**EXERCISE GOAL**: Read the material below. Count the lines containing "this" and give that count alone.

**Dataset listings of figures**:
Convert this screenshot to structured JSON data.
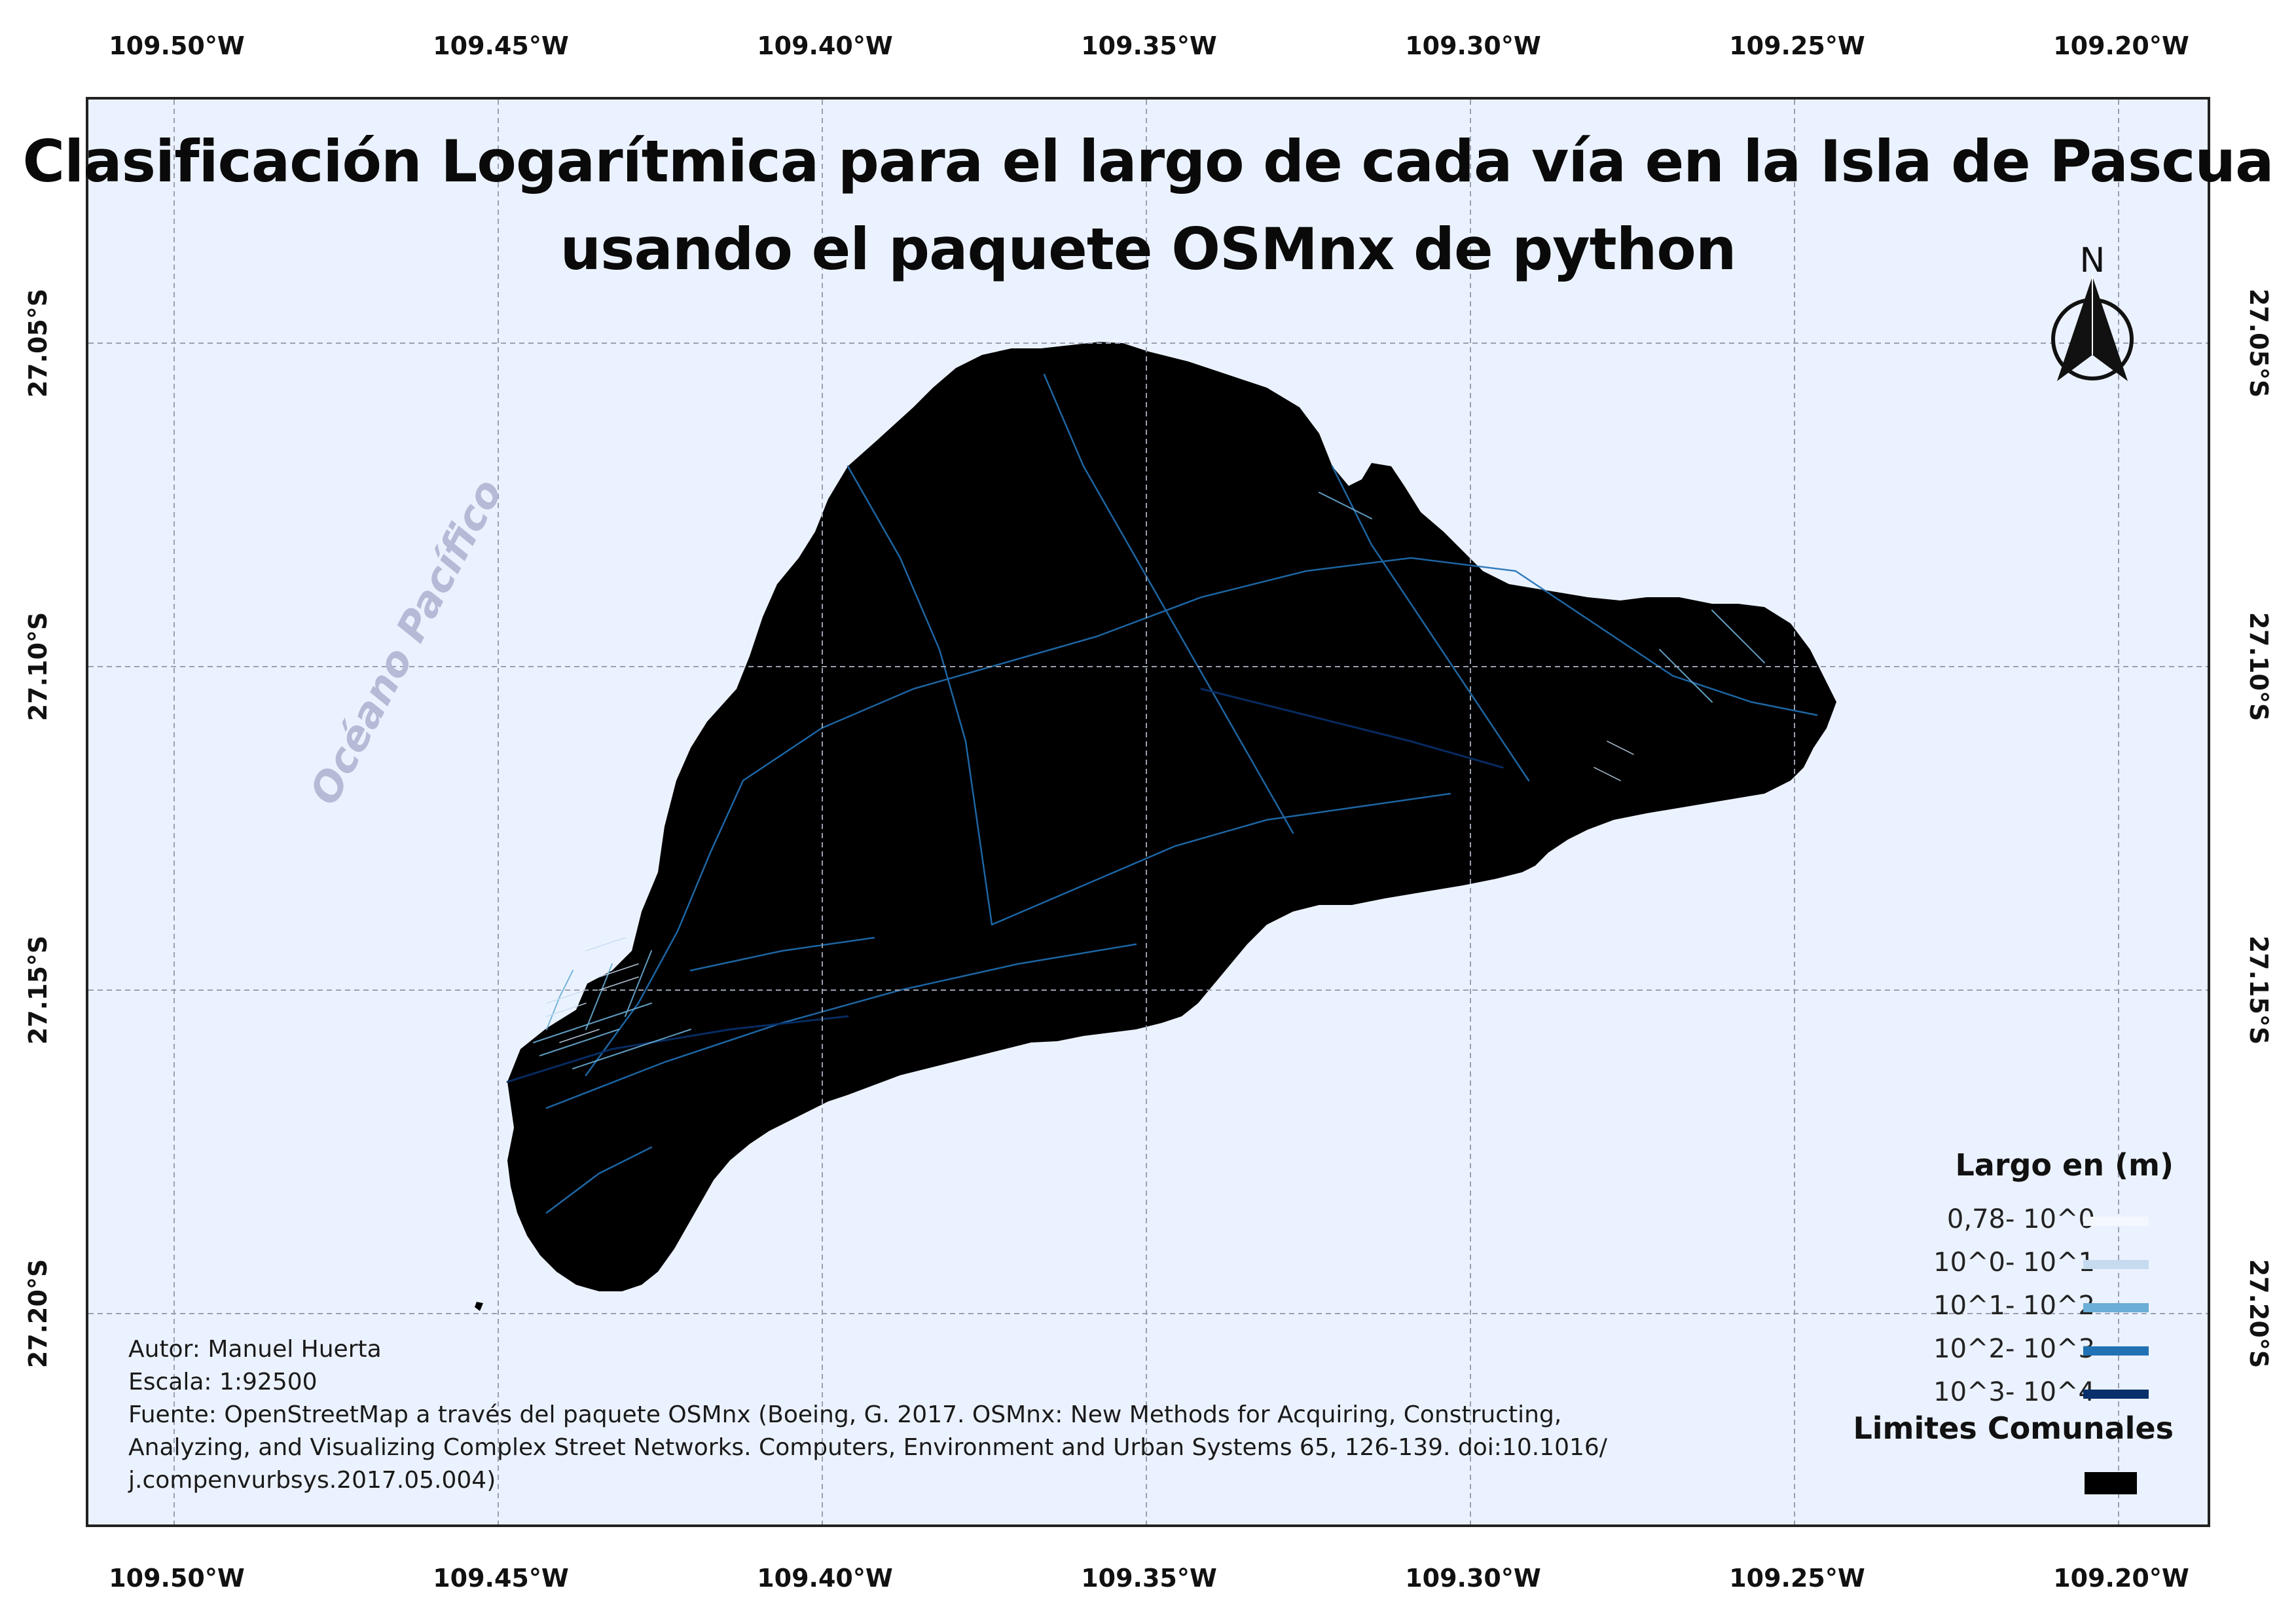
{
  "map": {
    "title_line1": "Clasificación Logarítmica para el largo de cada vía en la Isla de Pascua",
    "title_line2": "usando el paquete OSMnx de python",
    "ocean_label": "Océano Pacífico",
    "north_label": "N",
    "background_color": "#ebf2ff",
    "land_color": "#000000"
  },
  "axes": {
    "longitude_labels": [
      "109.50°W",
      "109.45°W",
      "109.40°W",
      "109.35°W",
      "109.30°W",
      "109.25°W",
      "109.20°W"
    ],
    "latitude_labels": [
      "27.05°S",
      "27.10°S",
      "27.15°S",
      "27.20°S"
    ],
    "grid": "dashed",
    "grid_color": "#9aa0b0"
  },
  "legend": {
    "title": "Largo en (m)",
    "items": [
      {
        "label": "0,78- 10^0",
        "color": "#f4f8fe"
      },
      {
        "label": "10^0- 10^1",
        "color": "#c6dbef"
      },
      {
        "label": "10^1- 10^2",
        "color": "#6baed6"
      },
      {
        "label": "10^2- 10^3",
        "color": "#2171b5"
      },
      {
        "label": "10^3- 10^4",
        "color": "#08306b"
      }
    ],
    "comunal_title": "Limites Comunales",
    "comunal_color": "#000000"
  },
  "credits": {
    "author": "Autor: Manuel Huerta",
    "scale": "Escala: 1:92500",
    "source_line1": "Fuente: OpenStreetMap a través del paquete OSMnx (Boeing, G. 2017. OSMnx: New Methods for Acquiring, Constructing,",
    "source_line2": "Analyzing, and Visualizing Complex Street Networks. Computers, Environment and Urban Systems 65, 126-139. doi:10.1016/",
    "source_line3": "j.compenvurbsys.2017.05.004)"
  }
}
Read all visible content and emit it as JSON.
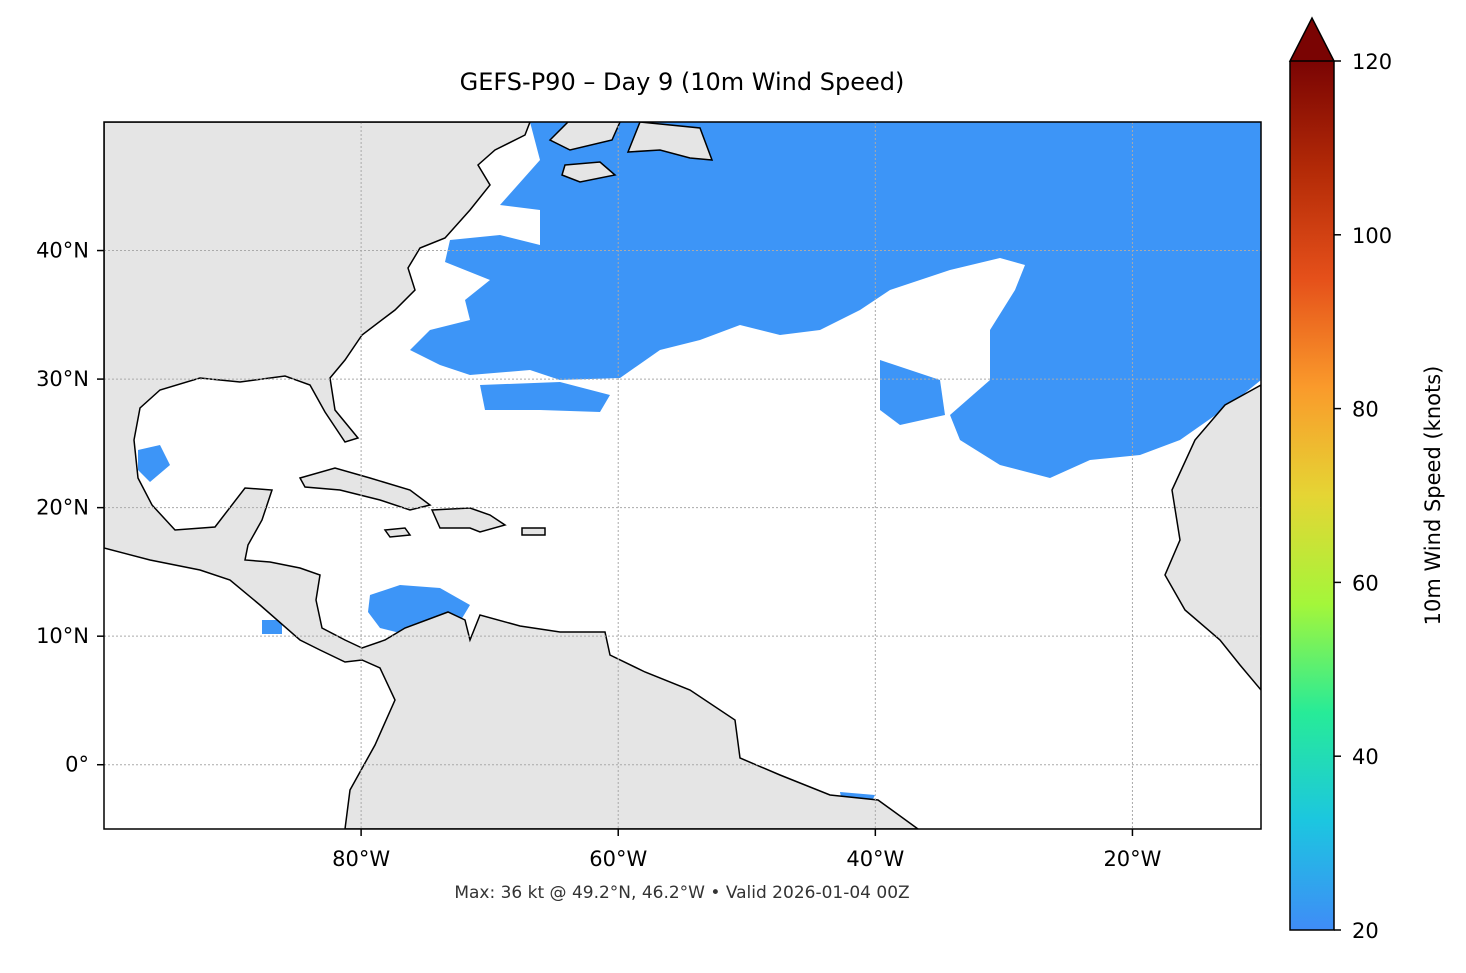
{
  "title": "GEFS-P90 – Day 9 (10m Wind Speed)",
  "footer": "Max: 36 kt @ 49.2°N, 46.2°W • Valid 2026-01-04 00Z",
  "map": {
    "lonlim": [
      -100,
      -10
    ],
    "latlim": [
      -5,
      50
    ],
    "grid": true,
    "lonticks": [
      {
        "value": -80,
        "label": "80°W"
      },
      {
        "value": -60,
        "label": "60°W"
      },
      {
        "value": -40,
        "label": "40°W"
      },
      {
        "value": -20,
        "label": "20°W"
      }
    ],
    "latticks": [
      {
        "value": 0,
        "label": "0°"
      },
      {
        "value": 10,
        "label": "10°N"
      },
      {
        "value": 20,
        "label": "20°N"
      },
      {
        "value": 30,
        "label": "30°N"
      },
      {
        "value": 40,
        "label": "40°N"
      }
    ]
  },
  "colorbar": {
    "label": "10m Wind Speed (knots)",
    "lim": [
      20,
      120
    ],
    "ticks": [
      20,
      40,
      60,
      80,
      100,
      120
    ],
    "colors": [
      "#3f8cf7",
      "#1cc6e0",
      "#27eb98",
      "#a4f63a",
      "#e5d534",
      "#fa9a2b",
      "#e5501a",
      "#b32a07",
      "#7a0403"
    ],
    "extend": "max"
  }
}
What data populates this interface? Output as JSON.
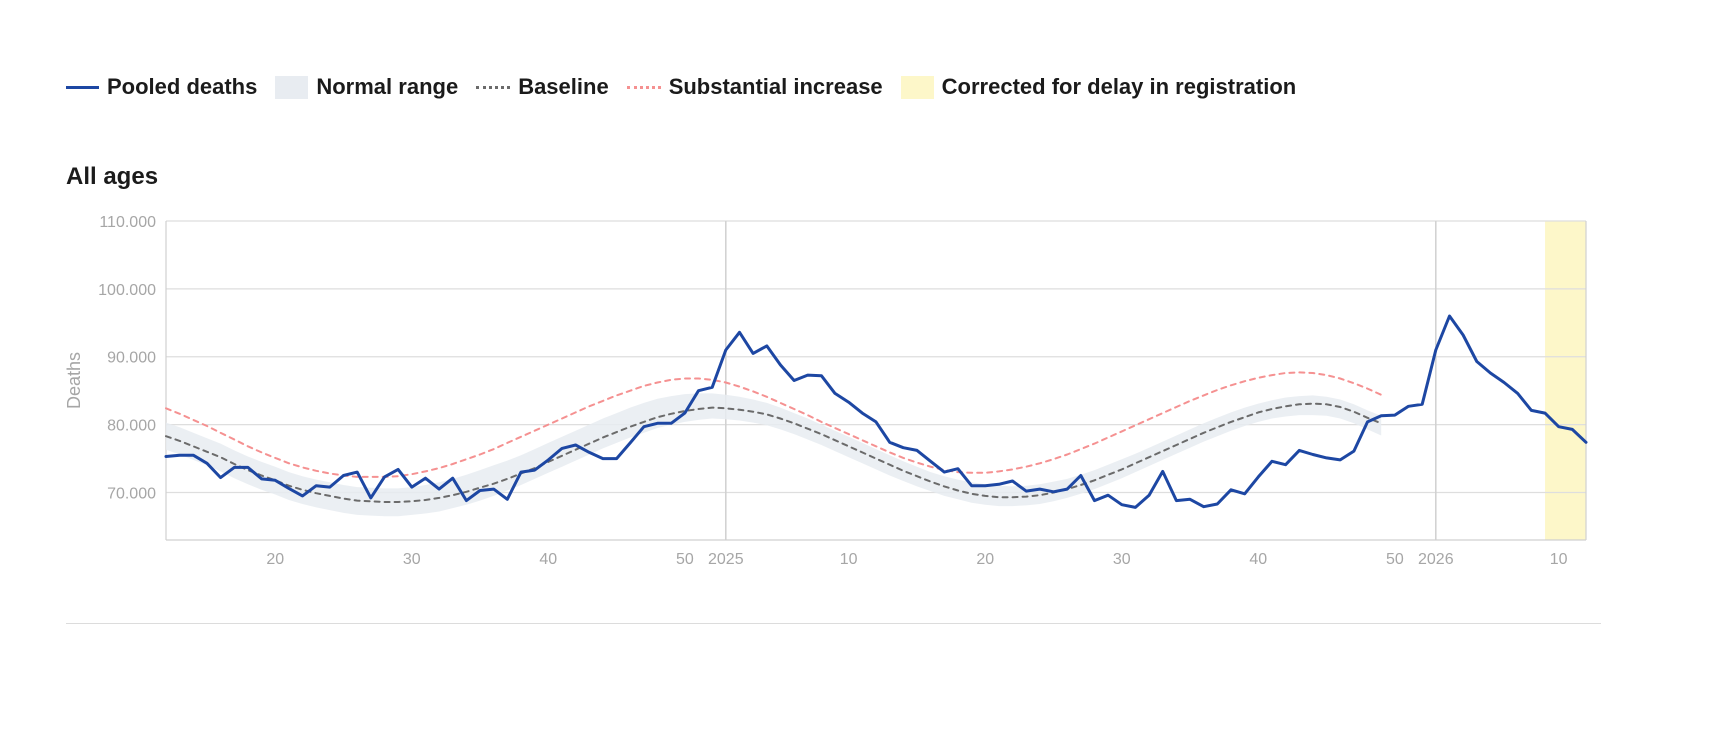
{
  "legend": {
    "pooled": "Pooled deaths",
    "normal": "Normal range",
    "baseline": "Baseline",
    "substantial": "Substantial increase",
    "corrected": "Corrected for delay in registration"
  },
  "colors": {
    "pooled": "#1d47a3",
    "normal": "#e8ecf1",
    "baseline": "#6b6b6b",
    "substantial": "#f59191",
    "corrected": "#fdf7c9",
    "grid": "#dedede",
    "axis": "#d0d0d0",
    "tick": "#a6a6a6"
  },
  "panel_title": "All ages",
  "chart_data": {
    "type": "line",
    "title": "All ages",
    "ylabel": "Deaths",
    "xlabel": "",
    "ylim": [
      63000,
      110000
    ],
    "y_ticks": [
      70000,
      80000,
      90000,
      100000,
      110000
    ],
    "y_tick_labels": [
      "70.000",
      "80.000",
      "90.000",
      "100.000",
      "110.000"
    ],
    "x_range": [
      0,
      104
    ],
    "x_ticks": [
      {
        "x": 8,
        "label": "20"
      },
      {
        "x": 18,
        "label": "30"
      },
      {
        "x": 28,
        "label": "40"
      },
      {
        "x": 38,
        "label": "50"
      },
      {
        "x": 41,
        "label": "2025"
      },
      {
        "x": 50,
        "label": "10"
      },
      {
        "x": 60,
        "label": "20"
      },
      {
        "x": 70,
        "label": "30"
      },
      {
        "x": 80,
        "label": "40"
      },
      {
        "x": 90,
        "label": "50"
      },
      {
        "x": 93,
        "label": "2026"
      },
      {
        "x": 102,
        "label": "10"
      }
    ],
    "year_lines": [
      41,
      93
    ],
    "corrected_range": [
      101,
      104
    ],
    "series": [
      {
        "name": "Pooled deaths",
        "values": [
          75300,
          75500,
          75500,
          74300,
          72200,
          73700,
          73700,
          72000,
          71800,
          70600,
          69500,
          71000,
          70800,
          72500,
          73000,
          69200,
          72300,
          73400,
          70800,
          72100,
          70500,
          72100,
          68800,
          70300,
          70500,
          69000,
          73000,
          73300,
          74800,
          76500,
          77000,
          75900,
          75000,
          75000,
          77300,
          79700,
          80200,
          80200,
          81700,
          85000,
          85500,
          91000,
          93600,
          90500,
          91600,
          88800,
          86500,
          87300,
          87200,
          84600,
          83300,
          81700,
          80400,
          77400,
          76600,
          76200,
          74600,
          73000,
          73500,
          71000,
          71000,
          71200,
          71700,
          70200,
          70500,
          70100,
          70500,
          72500,
          68800,
          69600,
          68200,
          67800,
          69600,
          73100,
          68800,
          69000,
          67900,
          68300,
          70400,
          69800,
          72300,
          74600,
          74100,
          76200,
          75600,
          75100,
          74800,
          76100,
          80400,
          81300,
          81400,
          82700,
          83000,
          91000,
          96000,
          93200,
          89300,
          87600,
          86200,
          84600,
          82100,
          81700,
          79700,
          79300,
          77400
        ]
      },
      {
        "name": "Baseline",
        "values": [
          78300,
          77600,
          76800,
          76000,
          75200,
          74200,
          73300,
          72500,
          71800,
          71000,
          70400,
          69900,
          69500,
          69100,
          68800,
          68700,
          68600,
          68600,
          68700,
          68900,
          69200,
          69600,
          70100,
          70700,
          71300,
          72000,
          72800,
          73600,
          74500,
          75400,
          76300,
          77200,
          78100,
          78900,
          79700,
          80400,
          81100,
          81600,
          82000,
          82300,
          82500,
          82400,
          82200,
          81900,
          81500,
          80900,
          80200,
          79400,
          78600,
          77700,
          76800,
          75900,
          75000,
          74100,
          73200,
          72400,
          71600,
          70900,
          70300,
          69800,
          69500,
          69300,
          69300,
          69400,
          69600,
          70000,
          70500,
          71100,
          71800,
          72600,
          73400,
          74300,
          75200,
          76100,
          77000,
          77900,
          78800,
          79600,
          80400,
          81100,
          81800,
          82300,
          82700,
          83000,
          83100,
          83000,
          82600,
          81900,
          81000,
          80200
        ]
      },
      {
        "name": "Substantial increase",
        "values": [
          82400,
          81600,
          80700,
          79800,
          78800,
          77800,
          76800,
          75900,
          75100,
          74300,
          73700,
          73200,
          72800,
          72500,
          72300,
          72300,
          72300,
          72400,
          72700,
          73100,
          73600,
          74200,
          74900,
          75600,
          76400,
          77300,
          78200,
          79100,
          80000,
          80900,
          81800,
          82700,
          83500,
          84300,
          85000,
          85700,
          86200,
          86600,
          86800,
          86800,
          86600,
          86200,
          85600,
          84900,
          84100,
          83200,
          82300,
          81400,
          80400,
          79500,
          78600,
          77700,
          76800,
          75900,
          75100,
          74400,
          73800,
          73300,
          73000,
          72900,
          72900,
          73100,
          73400,
          73800,
          74300,
          74900,
          75600,
          76400,
          77200,
          78100,
          79000,
          79900,
          80800,
          81700,
          82600,
          83500,
          84300,
          85100,
          85800,
          86400,
          86900,
          87300,
          87600,
          87700,
          87600,
          87300,
          86800,
          86100,
          85300,
          84400
        ]
      }
    ],
    "normal_range": {
      "lower": [
        76300,
        75600,
        74800,
        74000,
        73100,
        72100,
        71200,
        70400,
        69700,
        68900,
        68300,
        67800,
        67400,
        67000,
        66700,
        66600,
        66500,
        66500,
        66700,
        66900,
        67200,
        67700,
        68200,
        68800,
        69500,
        70300,
        71100,
        72000,
        72900,
        73800,
        74700,
        75600,
        76500,
        77300,
        78100,
        78800,
        79500,
        80000,
        80400,
        80700,
        80900,
        80800,
        80600,
        80300,
        79900,
        79300,
        78600,
        77800,
        77000,
        76100,
        75200,
        74300,
        73400,
        72500,
        71700,
        70900,
        70200,
        69500,
        69000,
        68500,
        68200,
        68000,
        68000,
        68100,
        68300,
        68700,
        69200,
        69800,
        70500,
        71300,
        72100,
        73000,
        73900,
        74800,
        75700,
        76600,
        77500,
        78300,
        79100,
        79800,
        80400,
        80900,
        81200,
        81400,
        81400,
        81300,
        80900,
        80200,
        79300,
        78400
      ],
      "upper": [
        80300,
        79600,
        78800,
        78000,
        77200,
        76200,
        75300,
        74500,
        73800,
        73000,
        72400,
        71900,
        71500,
        71100,
        70800,
        70700,
        70600,
        70600,
        70800,
        71100,
        71500,
        72000,
        72600,
        73300,
        74000,
        74700,
        75500,
        76400,
        77300,
        78200,
        79100,
        80000,
        80900,
        81700,
        82500,
        83200,
        83800,
        84200,
        84500,
        84600,
        84600,
        84400,
        84100,
        83700,
        83200,
        82500,
        81700,
        80900,
        80000,
        79100,
        78200,
        77300,
        76400,
        75500,
        74600,
        73800,
        73000,
        72400,
        71900,
        71500,
        71200,
        71000,
        70900,
        71000,
        71200,
        71600,
        72000,
        72600,
        73300,
        74100,
        74900,
        75700,
        76600,
        77500,
        78400,
        79300,
        80200,
        81000,
        81800,
        82500,
        83100,
        83600,
        84000,
        84200,
        84300,
        84100,
        83700,
        83000,
        82100,
        81300
      ]
    }
  }
}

**WRITTEN RESPONSE**: 2